A faithful transcription of all the data is required.

(Data records)
:::

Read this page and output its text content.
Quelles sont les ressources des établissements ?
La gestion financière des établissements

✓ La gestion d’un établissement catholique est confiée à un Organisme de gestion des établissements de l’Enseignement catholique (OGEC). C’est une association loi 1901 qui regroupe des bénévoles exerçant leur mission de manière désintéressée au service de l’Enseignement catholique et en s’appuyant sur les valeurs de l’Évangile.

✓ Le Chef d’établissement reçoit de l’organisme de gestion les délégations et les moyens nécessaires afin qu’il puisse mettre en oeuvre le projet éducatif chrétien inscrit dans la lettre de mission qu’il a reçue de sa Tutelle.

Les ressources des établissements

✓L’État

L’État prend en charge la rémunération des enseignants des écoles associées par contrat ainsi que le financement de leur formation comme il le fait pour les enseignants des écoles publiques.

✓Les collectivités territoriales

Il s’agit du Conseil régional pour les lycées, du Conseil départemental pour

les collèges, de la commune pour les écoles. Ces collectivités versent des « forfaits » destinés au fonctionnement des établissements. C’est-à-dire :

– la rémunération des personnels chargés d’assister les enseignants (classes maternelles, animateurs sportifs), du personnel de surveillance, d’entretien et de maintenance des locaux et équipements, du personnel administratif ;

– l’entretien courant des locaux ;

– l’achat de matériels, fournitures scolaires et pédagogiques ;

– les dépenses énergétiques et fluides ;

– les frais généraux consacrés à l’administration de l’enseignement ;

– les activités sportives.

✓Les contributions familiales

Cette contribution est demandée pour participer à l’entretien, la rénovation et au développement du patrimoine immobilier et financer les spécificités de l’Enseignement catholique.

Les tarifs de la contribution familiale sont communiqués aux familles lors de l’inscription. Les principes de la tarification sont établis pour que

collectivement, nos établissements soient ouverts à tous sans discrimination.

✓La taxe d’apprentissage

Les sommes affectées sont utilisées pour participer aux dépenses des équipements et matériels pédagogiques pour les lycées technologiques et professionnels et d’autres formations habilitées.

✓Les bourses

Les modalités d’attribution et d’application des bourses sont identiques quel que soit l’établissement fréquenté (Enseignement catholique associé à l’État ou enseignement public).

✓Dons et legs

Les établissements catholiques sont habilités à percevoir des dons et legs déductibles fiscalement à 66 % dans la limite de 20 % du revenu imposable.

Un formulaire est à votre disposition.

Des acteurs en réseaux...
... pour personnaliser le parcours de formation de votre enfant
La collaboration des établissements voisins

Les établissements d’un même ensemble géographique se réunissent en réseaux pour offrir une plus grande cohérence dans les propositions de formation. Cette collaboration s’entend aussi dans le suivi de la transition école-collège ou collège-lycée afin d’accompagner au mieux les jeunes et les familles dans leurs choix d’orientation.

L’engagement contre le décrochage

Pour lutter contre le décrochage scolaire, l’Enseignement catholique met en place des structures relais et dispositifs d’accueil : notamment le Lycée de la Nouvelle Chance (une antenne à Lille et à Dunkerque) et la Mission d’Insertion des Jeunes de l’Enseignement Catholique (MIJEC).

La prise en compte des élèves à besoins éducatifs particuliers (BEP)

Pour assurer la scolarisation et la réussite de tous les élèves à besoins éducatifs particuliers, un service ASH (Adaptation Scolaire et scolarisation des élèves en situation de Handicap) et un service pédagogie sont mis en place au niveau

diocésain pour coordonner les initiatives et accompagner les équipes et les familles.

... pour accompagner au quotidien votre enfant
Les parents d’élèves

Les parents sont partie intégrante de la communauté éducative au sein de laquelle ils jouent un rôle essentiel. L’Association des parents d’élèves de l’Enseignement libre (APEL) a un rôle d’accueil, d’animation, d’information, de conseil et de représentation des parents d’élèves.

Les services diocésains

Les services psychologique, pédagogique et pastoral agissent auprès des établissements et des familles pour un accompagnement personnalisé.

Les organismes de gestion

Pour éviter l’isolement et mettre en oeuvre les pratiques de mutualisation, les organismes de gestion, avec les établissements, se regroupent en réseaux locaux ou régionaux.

:::

**Exercise response:**
Read this page and output its text content.
Quelles sont les ressources des établissements ?
La gestion financière des établissements

✓ La gestion d’un établissement catholique est confiée à un Organisme de gestion des établissements de l’Enseignement catholique (OGEC). C’est une association loi 1901 qui regroupe des bénévoles exerçant leur mission de manière désintéressée au service de l’Enseignement catholique et en s’appuyant sur les valeurs de l’Évangile.

✓ Le Chef d’établissement reçoit de l’organisme de gestion les délégations et les moyens nécessaires afin qu’il puisse mettre en oeuvre le projet éducatif chrétien inscrit dans la lettre de mission qu’il a reçue de sa Tutelle.

Les ressources des établissements

✓L’État

L’État prend en charge la rémunération des enseignants des écoles associées par contrat ainsi que le financement de leur formation comme il le fait pour les enseignants des écoles publiques.

✓Les collectivités territoriales

Il s’agit du Conseil régional pour les lycées, du Conseil départemental pour

les collèges, de la commune pour les écoles. Ces collectivités versent des « forfaits » destinés au fonctionnement des établissements. C’est-à-dire :

– la rémunération des personnels chargés d’assister les enseignants (classes maternelles, animateurs sportifs), du personnel de surveillance, d’entretien et de maintenance des locaux et équipements, du personnel administratif ;

– l’entretien courant des locaux ;

– l’achat de matériels, fournitures scolaires et pédagogiques ;

– les dépenses énergétiques et fluides ;

– les frais généraux consacrés à l’administration de l’enseignement ;

– les activités sportives.

✓Les contributions familiales

Cette contribution est demandée pour participer à l’entretien, la rénovation et au développement du patrimoine immobilier et financer les spécificités de l’Enseignement catholique.

Les tarifs de la contribution familiale sont communiqués aux familles lors de l’inscription. Les principes de la tarification sont établis pour que

collectivement, nos établissements soient ouverts à tous sans discrimination.

✓La taxe d’apprentissage

Les sommes affectées sont utilisées pour participer aux dépenses des équipements et matériels pédagogiques pour les lycées technologiques et professionnels et d’autres formations habilitées.

✓Les bourses

Les modalités d’attribution et d’application des bourses sont identiques quel que soit l’établissement fréquenté (Enseignement catholique associé à l’État ou enseignement public).

✓Dons et legs

Les établissements catholiques sont habilités à percevoir des dons et legs déductibles fiscalement à 66 % dans la limite de 20 % du revenu imposable.

Un formulaire est à votre disposition.

Des acteurs en réseaux...
... pour personnaliser le parcours de formation de votre enfant
La collaboration des établissements voisins

Les établissements d’un même ensemble géographique se réunissent en réseaux pour offrir une plus grande cohérence dans les propositions de formation. Cette collaboration s’entend aussi dans le suivi de la transition école-collège ou collège-lycée afin d’accompagner au mieux les jeunes et les familles dans leurs choix d’orientation.

L’engagement contre le décrochage

Pour lutter contre le décrochage scolaire, l’Enseignement catholique met en place des structures relais et dispositifs d’accueil : notamment le Lycée de la Nouvelle Chance (une antenne à Lille et à Dunkerque) et la Mission d’Insertion des Jeunes de l’Enseignement Catholique (MIJEC).

La prise en compte des élèves à besoins éducatifs particuliers (BEP)

Pour assurer la scolarisation et la réussite de tous les élèves à besoins éducatifs particuliers, un service ASH (Adaptation Scolaire et scolarisation des élèves en situation de Handicap) et un service pédagogie sont mis en place au niveau

diocésain pour coordonner les initiatives et accompagner les équipes et les familles.

... pour accompagner au quotidien votre enfant
Les parents d’élèves

Les parents sont partie intégrante de la communauté éducative au sein de laquelle ils jouent un rôle essentiel. L’Association des parents d’élèves de l’Enseignement libre (APEL) a un rôle d’accueil, d’animation, d’information, de conseil et de représentation des parents d’élèves.

Les services diocésains

Les services psychologique, pédagogique et pastoral agissent auprès des établissements et des familles pour un accompagnement personnalisé.

Les organismes de gestion

Pour éviter l’isolement et mettre en oeuvre les pratiques de mutualisation, les organismes de gestion, avec les établissements, se regroupent en réseaux locaux ou régionaux.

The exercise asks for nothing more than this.